━━ Page

Gunstar, That's what happens when the ol' girl is hit too hard with the pearls. I hadn't noticed how much the edges were raised until that test shot. The port wing was since fine sanded. 

Tracy Mann actually suggested I use the Micro-Mesh polishing kit to get rid of any raised paint edges. It's a Fantastic kit! The model was lightly polished before the pearls were airbrushed. 

We're trying to get the hang of photographing this model. This is pretty difficult because depending on the angle and light the model can appear metallic, shiney, satin, flat, then there's the off color and it can even appear a plain white. Here are some tests before the final ones are taken.


----------



## Bobj812

Just so you know, it's really hard to talk after your jaw hits the floor several times... Awesome work!


----------



## OzyMandias

Trekmodeler, the work you have done on this kit is just gob-smackingly beautiful. I'm in awe. I have one of the original PL kits and I'm frankly too scared to take it on because of the paint job. 
You really have done a superb job!


----------



## Trek Ace

I think that this is the best PL refit I've seen so far. Having the correctly-shaped impulse deck makes or breaks it for me. This one looks terrific.


----------



## KUROK

That model is stunning to say the least.
How many hours do you think you have put into it?


----------



## The Trekmodeler

Can't Thank You enough guys!

Some more pics. The first few focused on the model's lighting.









Blue grills









Purple grills









Grills off


----------



## Rizop

"And all I ask is a tall ship and a star to steer her by"

Absolutely beautiful! I'm sure you have done the TMP special effects crew,Abel & associates, magicam, etc.. proud!


----------



## JerryUK

Rather stunning achievement
To help us mere mortals, have you considered documenting + publishing how you acheived this amazing result ( suggestion on-line pdf download..I'd even pay for a copy!)


----------



## MartinHatfield

JerryUK said:


> Rather stunning achievement
> To help us mere mortals, have you considered documenting + publishing how you acheived this amazing result ( suggestion on-line pdf download..I'd even pay for a copy!)


Please refer to the TEXT in post #223.


----------



## Maritain

Gorgeous, simply gorgeous.


----------



## Magesblood

do not scare or intimidate the noobs.


----------



## SteveR

Hey, TM -- have you been able to take a shot with a light edge-lighting the ship from angled behind (with some fill), Voyager-style? It would help to show the ship's lights yet still give some shape to the silhouette.

Voyager image here.


----------



## The Trekmodeler

Thank You kind sirs!

Steve, Great idea! 

Final pics are finally in


----------



## The Trekmodeler

More...
Tried to get the famous Cloudster publicity shot


----------



## The Trekmodeler

This shot shows a similar surface effect to the filming model

















And in very low light


----------



## Gunstar1

fantastic shots TM. any chance you could squeeze in a fairly orthographic side photo?

Keep up with replicating angles from the movies/publicity photos. Love it! More references for the rest of us!


----------



## SteveR

You're like a new father there ...  What a beautiful baby!


----------



## junglelord

This is such a nice shot


----------



## Zombie_61

Without question, this is the best build-up I've seen of this kit to date. Absolutely stunning; it could easily be used as a filming model. :thumbsup::thumbsup:


----------



## The Trekmodeler

Thank You all so much!

Now for some more pics and a side ortho as requested has been uploaded.

━━━━

* _Problems_:
1. In the model-building thread, which kit did Tracy Mann suggest for removing raised paint edges?
2. Please translate this sentence from the model-building thread into Spanish: "The model was lightly polished before the pearls were airbrushed."
The records have no connection to the model-building thread.

━━ Data lines

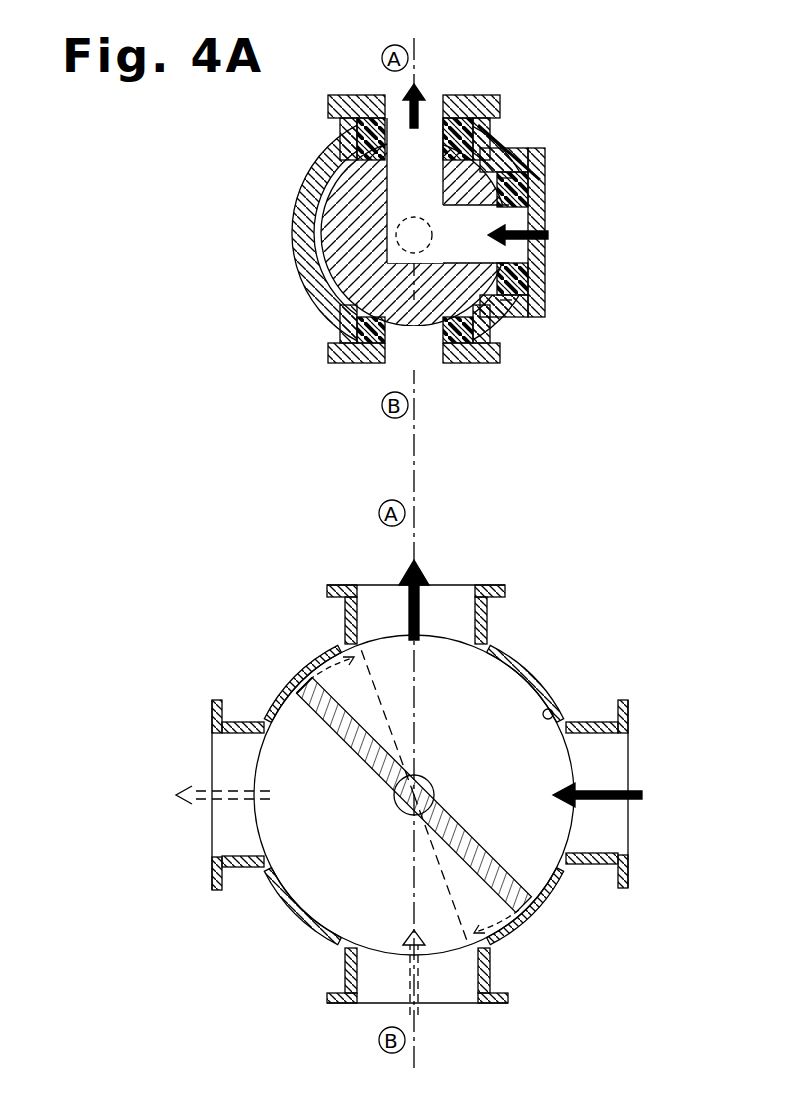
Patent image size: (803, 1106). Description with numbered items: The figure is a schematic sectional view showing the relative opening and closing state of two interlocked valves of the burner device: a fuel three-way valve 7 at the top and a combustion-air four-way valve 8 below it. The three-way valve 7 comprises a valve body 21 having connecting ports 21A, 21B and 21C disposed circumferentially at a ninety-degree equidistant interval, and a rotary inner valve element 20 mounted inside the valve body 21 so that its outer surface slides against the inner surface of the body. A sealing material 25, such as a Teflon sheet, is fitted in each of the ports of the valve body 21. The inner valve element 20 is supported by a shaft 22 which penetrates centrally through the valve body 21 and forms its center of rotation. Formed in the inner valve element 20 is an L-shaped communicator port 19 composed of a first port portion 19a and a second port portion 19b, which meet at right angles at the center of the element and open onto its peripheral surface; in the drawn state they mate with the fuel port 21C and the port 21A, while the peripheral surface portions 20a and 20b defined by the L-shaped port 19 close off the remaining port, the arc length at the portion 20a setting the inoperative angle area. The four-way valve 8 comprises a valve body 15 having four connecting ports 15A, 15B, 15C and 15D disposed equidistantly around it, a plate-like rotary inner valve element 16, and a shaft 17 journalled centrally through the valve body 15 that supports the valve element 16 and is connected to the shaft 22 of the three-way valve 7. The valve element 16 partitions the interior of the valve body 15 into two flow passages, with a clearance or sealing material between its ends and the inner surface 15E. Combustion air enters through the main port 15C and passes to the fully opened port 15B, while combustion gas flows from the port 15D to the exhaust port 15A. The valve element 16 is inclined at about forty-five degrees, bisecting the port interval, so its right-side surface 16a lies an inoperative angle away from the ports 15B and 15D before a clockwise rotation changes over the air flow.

The three-way valve 7 is at (218, 297).
The four-way valve 8 is at (270, 596).
The valve body 15 is at (535, 672).
The connecting port 15A is at (240, 745).
The connecting port 15B is at (455, 600).
The connecting port 15C is at (590, 766).
The connecting port 15D is at (438, 998).
The inner surface 15E is at (555, 712).
The rotary inner valve element 16 is at (500, 928).
The right-side surface 16a is at (462, 826).
The shaft 17 is at (405, 808).
The L-shaped communicator port 19 is at (400, 190).
The first port portion 19a is at (505, 178).
The second port portion 19b is at (503, 300).
The rotary inner valve element 20 is at (404, 247).
The peripheral surface portion 20a is at (490, 222).
The peripheral surface portion 20b is at (345, 265).
The valve body 21 is at (496, 140).
The connecting port 21A is at (430, 123).
The connecting port 21B is at (433, 345).
The connecting port 21C is at (520, 250).
The shaft 22 is at (400, 265).
The sealing material 25 is at (360, 130).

━━━━

* _Task-by-task results_:
1. The Micro-Mesh polishing kit.

2. El modelo se pulió ligeramente antes de aplicar las perlas con aerógrafo.